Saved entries
+ + + + + + +
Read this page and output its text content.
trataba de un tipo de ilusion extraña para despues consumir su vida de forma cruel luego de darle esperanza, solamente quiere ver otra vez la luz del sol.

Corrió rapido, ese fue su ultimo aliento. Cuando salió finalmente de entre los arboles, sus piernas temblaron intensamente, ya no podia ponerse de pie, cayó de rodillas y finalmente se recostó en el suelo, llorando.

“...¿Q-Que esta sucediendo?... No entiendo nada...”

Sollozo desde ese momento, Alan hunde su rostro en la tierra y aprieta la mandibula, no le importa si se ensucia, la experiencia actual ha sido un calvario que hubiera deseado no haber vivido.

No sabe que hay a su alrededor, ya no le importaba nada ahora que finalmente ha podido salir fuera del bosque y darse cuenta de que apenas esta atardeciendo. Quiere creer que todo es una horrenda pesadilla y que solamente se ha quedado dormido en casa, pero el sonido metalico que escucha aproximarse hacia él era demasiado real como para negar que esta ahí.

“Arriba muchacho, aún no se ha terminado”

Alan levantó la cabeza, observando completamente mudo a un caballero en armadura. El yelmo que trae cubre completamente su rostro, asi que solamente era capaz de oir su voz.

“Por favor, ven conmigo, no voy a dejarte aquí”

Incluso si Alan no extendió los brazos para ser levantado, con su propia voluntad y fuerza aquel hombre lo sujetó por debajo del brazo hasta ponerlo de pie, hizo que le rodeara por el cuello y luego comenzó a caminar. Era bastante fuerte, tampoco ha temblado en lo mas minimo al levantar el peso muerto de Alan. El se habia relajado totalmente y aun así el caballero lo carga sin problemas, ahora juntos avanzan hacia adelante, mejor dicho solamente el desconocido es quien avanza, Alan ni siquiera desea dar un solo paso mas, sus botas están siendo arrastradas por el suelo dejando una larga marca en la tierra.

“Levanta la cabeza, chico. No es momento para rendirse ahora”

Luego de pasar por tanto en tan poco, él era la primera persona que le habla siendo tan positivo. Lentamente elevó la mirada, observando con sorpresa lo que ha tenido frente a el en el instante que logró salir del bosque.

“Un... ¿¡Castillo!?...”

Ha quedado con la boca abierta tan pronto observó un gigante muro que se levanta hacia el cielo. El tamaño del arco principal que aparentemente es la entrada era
+ + + + + + +
**AIM OF THE EXERCISE**
Pull out all lines in the data above that include "Alan".

**OUTPUT FOR THIS TASK**
Sollozo desde ese momento, Alan hunde su rostro en la tierra y aprieta la mandibula, no le importa si se ensucia, la experiencia actual ha sido un calvario que hubiera deseado no haber vivido.
Alan levantó la cabeza, observando completamente mudo a un caballero en armadura. El yelmo que trae cubre completamente su rostro, asi que solamente era capaz de oir su voz.
Incluso si Alan no extendió los brazos para ser levantado, con su propia voluntad y fuerza aquel hombre lo sujetó por debajo del brazo hasta ponerlo de pie, hizo que le rodeara por el cuello y luego comenzó a caminar. Era bastante fuerte, tampoco ha temblado en lo mas minimo al levantar el peso muerto de Alan. El se habia relajado totalmente y aun así el caballero lo carga sin problemas, ahora juntos avanzan hacia adelante, mejor dicho solamente el desconocido es quien avanza, Alan ni siquiera desea dar un solo paso mas, sus botas están siendo arrastradas por el suelo dejando una larga marca en la tierra.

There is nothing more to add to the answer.